** begin **

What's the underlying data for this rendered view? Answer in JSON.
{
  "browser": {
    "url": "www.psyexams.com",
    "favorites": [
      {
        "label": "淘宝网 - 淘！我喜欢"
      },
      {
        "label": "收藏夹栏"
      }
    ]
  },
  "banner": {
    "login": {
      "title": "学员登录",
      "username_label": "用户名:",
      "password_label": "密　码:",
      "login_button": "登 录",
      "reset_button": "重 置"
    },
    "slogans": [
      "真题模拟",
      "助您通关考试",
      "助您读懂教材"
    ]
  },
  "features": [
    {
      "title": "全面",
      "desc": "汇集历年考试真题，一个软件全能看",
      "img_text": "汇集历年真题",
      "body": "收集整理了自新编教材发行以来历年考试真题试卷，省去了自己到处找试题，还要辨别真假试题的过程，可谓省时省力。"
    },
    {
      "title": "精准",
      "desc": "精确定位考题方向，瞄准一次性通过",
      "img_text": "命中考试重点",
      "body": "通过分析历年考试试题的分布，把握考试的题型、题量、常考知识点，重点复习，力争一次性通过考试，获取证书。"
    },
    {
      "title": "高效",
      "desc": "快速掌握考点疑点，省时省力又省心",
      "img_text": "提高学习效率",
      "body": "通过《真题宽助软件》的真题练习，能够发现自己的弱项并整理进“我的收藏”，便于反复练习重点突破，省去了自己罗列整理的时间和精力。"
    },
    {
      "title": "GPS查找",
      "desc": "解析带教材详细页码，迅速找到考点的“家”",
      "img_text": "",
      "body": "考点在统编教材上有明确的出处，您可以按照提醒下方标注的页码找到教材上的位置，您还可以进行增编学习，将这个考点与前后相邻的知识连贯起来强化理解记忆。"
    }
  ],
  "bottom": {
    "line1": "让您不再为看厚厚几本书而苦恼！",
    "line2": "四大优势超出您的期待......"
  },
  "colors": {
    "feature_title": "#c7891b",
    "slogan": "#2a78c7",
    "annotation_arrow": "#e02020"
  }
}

** end **

## Stated exercise
Exactly reproduce the material above.

## Completed task
What's the underlying data for this rendered view? Answer in JSON.
{
  "browser": {
    "url": "www.psyexams.com",
    "favorites": [
      {
        "label": "淘宝网 - 淘！我喜欢"
      },
      {
        "label": "收藏夹栏"
      }
    ]
  },
  "banner": {
    "login": {
      "title": "学员登录",
      "username_label": "用户名:",
      "password_label": "密　码:",
      "login_button": "登 录",
      "reset_button": "重 置"
    },
    "slogans": [
      "真题模拟",
      "助您通关考试",
      "助您读懂教材"
    ]
  },
  "features": [
    {
      "title": "全面",
      "desc": "汇集历年考试真题，一个软件全能看",
      "img_text": "汇集历年真题",
      "body": "收集整理了自新编教材发行以来历年考试真题试卷，省去了自己到处找试题，还要辨别真假试题的过程，可谓省时省力。"
    },
    {
      "title": "精准",
      "desc": "精确定位考题方向，瞄准一次性通过",
      "img_text": "命中考试重点",
      "body": "通过分析历年考试试题的分布，把握考试的题型、题量、常考知识点，重点复习，力争一次性通过考试，获取证书。"
    },
    {
      "title": "高效",
      "desc": "快速掌握考点疑点，省时省力又省心",
      "img_text": "提高学习效率",
      "body": "通过《真题宽助软件》的真题练习，能够发现自己的弱项并整理进“我的收藏”，便于反复练习重点突破，省去了自己罗列整理的时间和精力。"
    },
    {
      "title": "GPS查找",
      "desc": "解析带教材详细页码，迅速找到考点的“家”",
      "img_text": "",
      "body": "考点在统编教材上有明确的出处，您可以按照提醒下方标注的页码找到教材上的位置，您还可以进行增编学习，将这个考点与前后相邻的知识连贯起来强化理解记忆。"
    }
  ],
  "bottom": {
    "line1": "让您不再为看厚厚几本书而苦恼！",
    "line2": "四大优势超出您的期待......"
  },
  "colors": {
    "feature_title": "#c7891b",
    "slogan": "#2a78c7",
    "annotation_arrow": "#e02020"
  }
}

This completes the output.